*What is required*
Do any lines in the data below contain "JSON"? If so, copy every one of them.

■ ■ ■ ■ ■

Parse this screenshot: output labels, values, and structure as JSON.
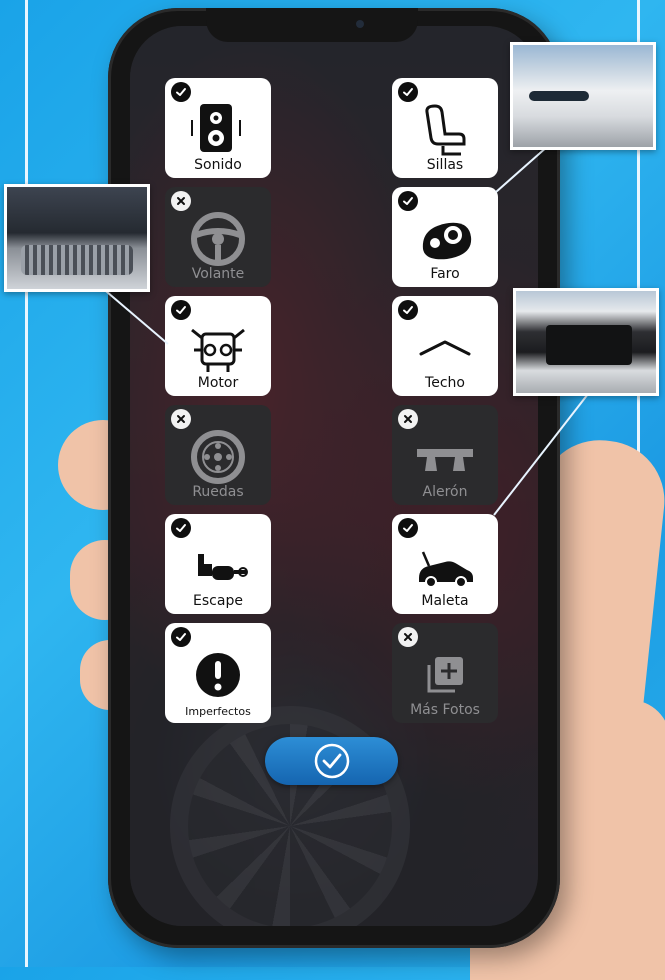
{
  "tiles": [
    {
      "label": "Sonido",
      "status": "checked",
      "icon": "speaker-icon"
    },
    {
      "label": "Sillas",
      "status": "checked",
      "icon": "seat-icon"
    },
    {
      "label": "Volante",
      "status": "unchecked",
      "icon": "steering-wheel-icon"
    },
    {
      "label": "Faro",
      "status": "checked",
      "icon": "headlight-icon"
    },
    {
      "label": "Motor",
      "status": "checked",
      "icon": "engine-icon"
    },
    {
      "label": "Techo",
      "status": "checked",
      "icon": "roof-icon"
    },
    {
      "label": "Ruedas",
      "status": "unchecked",
      "icon": "wheel-icon"
    },
    {
      "label": "Alerón",
      "status": "unchecked",
      "icon": "spoiler-icon"
    },
    {
      "label": "Escape",
      "status": "checked",
      "icon": "exhaust-icon"
    },
    {
      "label": "Maleta",
      "status": "checked",
      "icon": "trunk-icon"
    },
    {
      "label": "Imperfectos",
      "status": "checked",
      "icon": "exclamation-icon"
    },
    {
      "label": "Más Fotos",
      "status": "unchecked",
      "icon": "add-photos-icon"
    }
  ],
  "confirm": {
    "icon": "check-circle-icon"
  },
  "photos": [
    {
      "name": "engine-photo",
      "subject": "engine bay"
    },
    {
      "name": "headlight-photo",
      "subject": "headlight"
    },
    {
      "name": "trunk-photo",
      "subject": "open trunk"
    }
  ],
  "colors": {
    "accent": "#1e78c6",
    "tile_on": "#ffffff",
    "tile_off": "#2b2b2d",
    "background": "#22a8ea"
  }
}
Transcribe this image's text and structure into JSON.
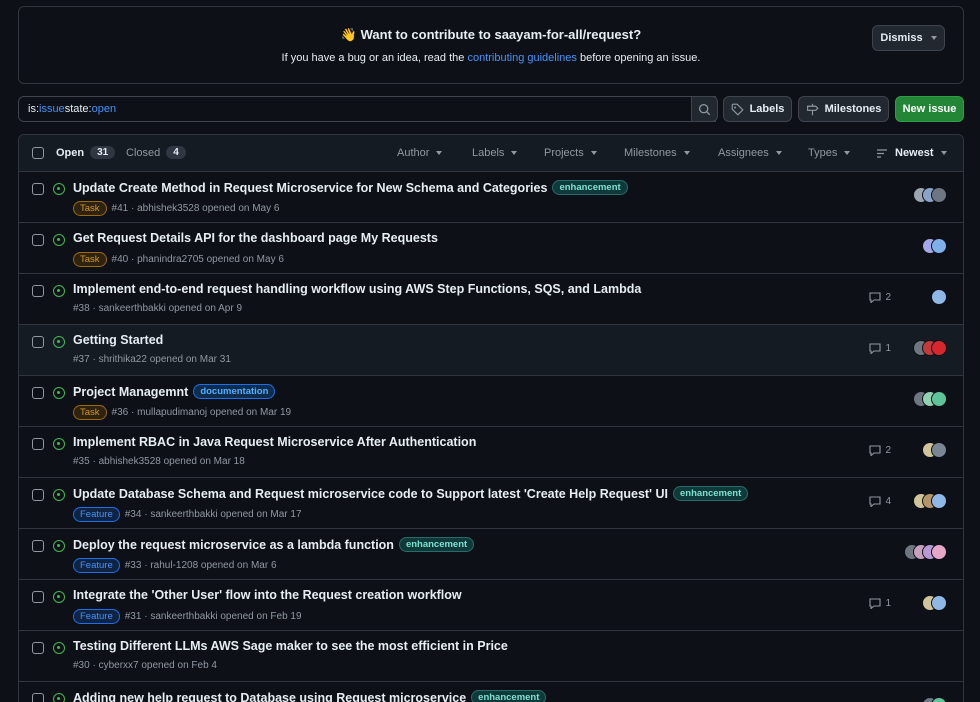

■ ■ ■ ■ ■

*Complete answer*
Parse this screenshot: output labels, values, and structure as JSON.
Transcribe this image's text and structure into JSON.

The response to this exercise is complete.